▶ _Written request_
Take every line that has the string "title" and copy it out.

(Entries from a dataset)
·····

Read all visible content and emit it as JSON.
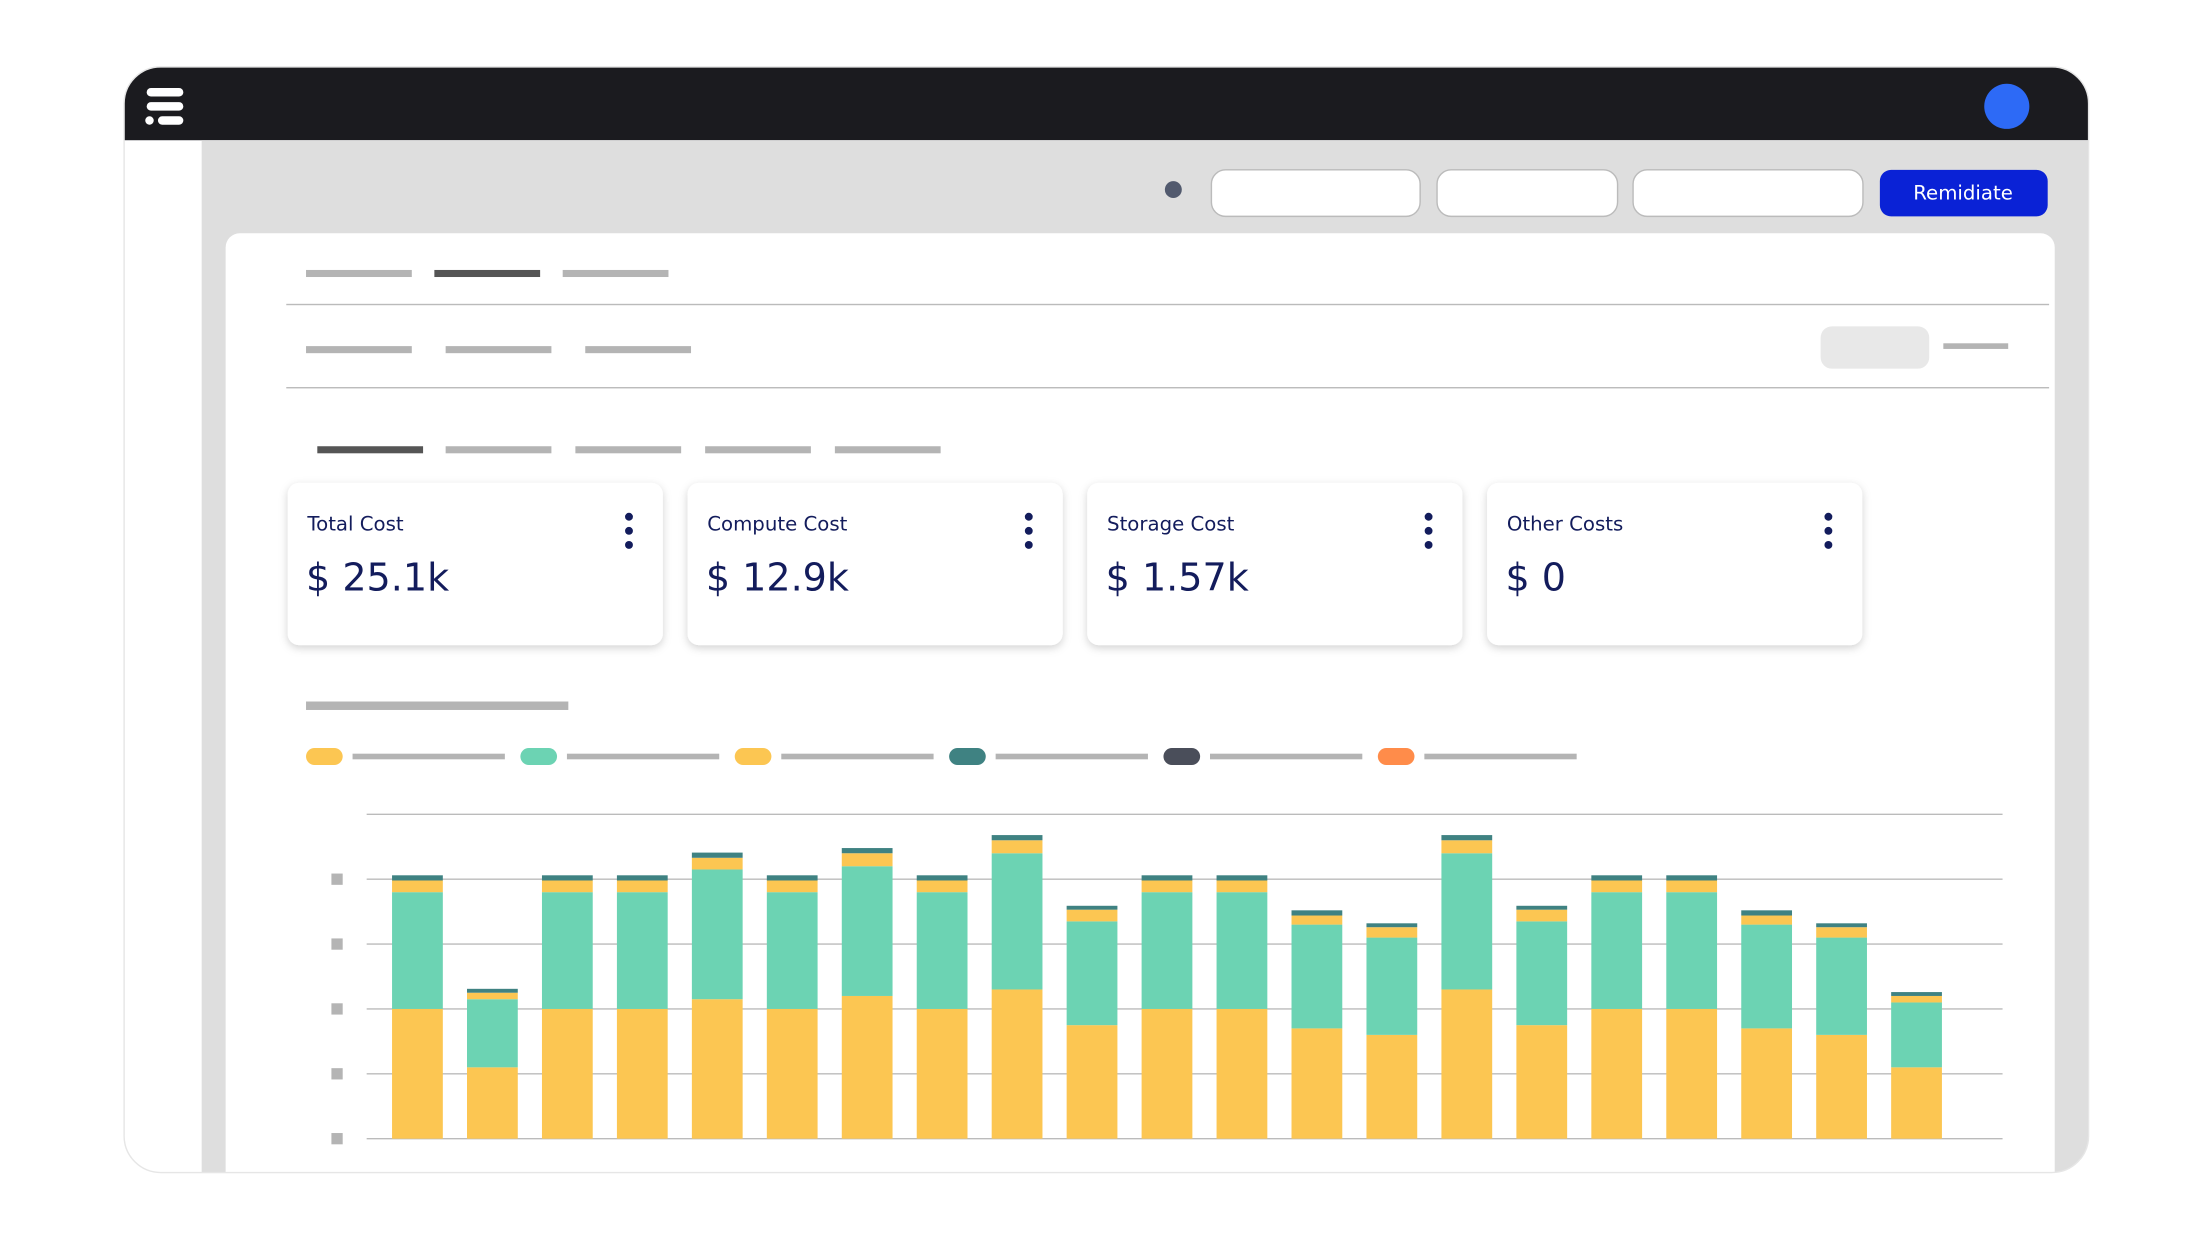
{
  "button": "Remidiate",
  "cards": [
    {
      "title": "Total Cost",
      "value": "$ 25.1k"
    },
    {
      "title": "Compute Cost",
      "value": "$ 12.9k"
    },
    {
      "title": "Storage Cost",
      "value": "$ 1.57k"
    },
    {
      "title": "Other Costs",
      "value": "$ 0"
    }
  ],
  "chart_data": {
    "type": "stacked-bar",
    "ylim": [
      0,
      5
    ],
    "yticks": [
      0,
      1,
      2,
      3,
      4
    ],
    "grid": true,
    "series": [
      {
        "color": "#fcc652",
        "values": [
          2.0,
          1.1,
          2.0,
          2.0,
          2.15,
          2.0,
          2.2,
          2.0,
          2.3,
          1.75,
          2.0,
          2.0,
          1.7,
          1.6,
          2.3,
          1.75,
          2.0,
          2.0,
          1.7,
          1.6,
          1.1
        ]
      },
      {
        "color": "#6cd3b3",
        "values": [
          1.8,
          1.05,
          1.8,
          1.8,
          2.0,
          1.8,
          2.0,
          1.8,
          2.1,
          1.6,
          1.8,
          1.8,
          1.6,
          1.5,
          2.1,
          1.6,
          1.8,
          1.8,
          1.6,
          1.5,
          1.0
        ]
      },
      {
        "color": "#fcc652",
        "values": [
          0.18,
          0.1,
          0.18,
          0.18,
          0.18,
          0.18,
          0.2,
          0.18,
          0.2,
          0.18,
          0.18,
          0.18,
          0.14,
          0.16,
          0.2,
          0.18,
          0.18,
          0.18,
          0.14,
          0.16,
          0.1
        ]
      },
      {
        "color": "#3f8282",
        "values": [
          0.08,
          0.06,
          0.08,
          0.08,
          0.08,
          0.08,
          0.08,
          0.08,
          0.08,
          0.06,
          0.08,
          0.08,
          0.08,
          0.06,
          0.08,
          0.06,
          0.08,
          0.08,
          0.08,
          0.06,
          0.06
        ]
      }
    ]
  }
}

·····

▶ _Output for this exercise_
      "title": "Total Cost",
      "title": "Compute Cost",
      "title": "Storage Cost",
      "title": "Other Costs",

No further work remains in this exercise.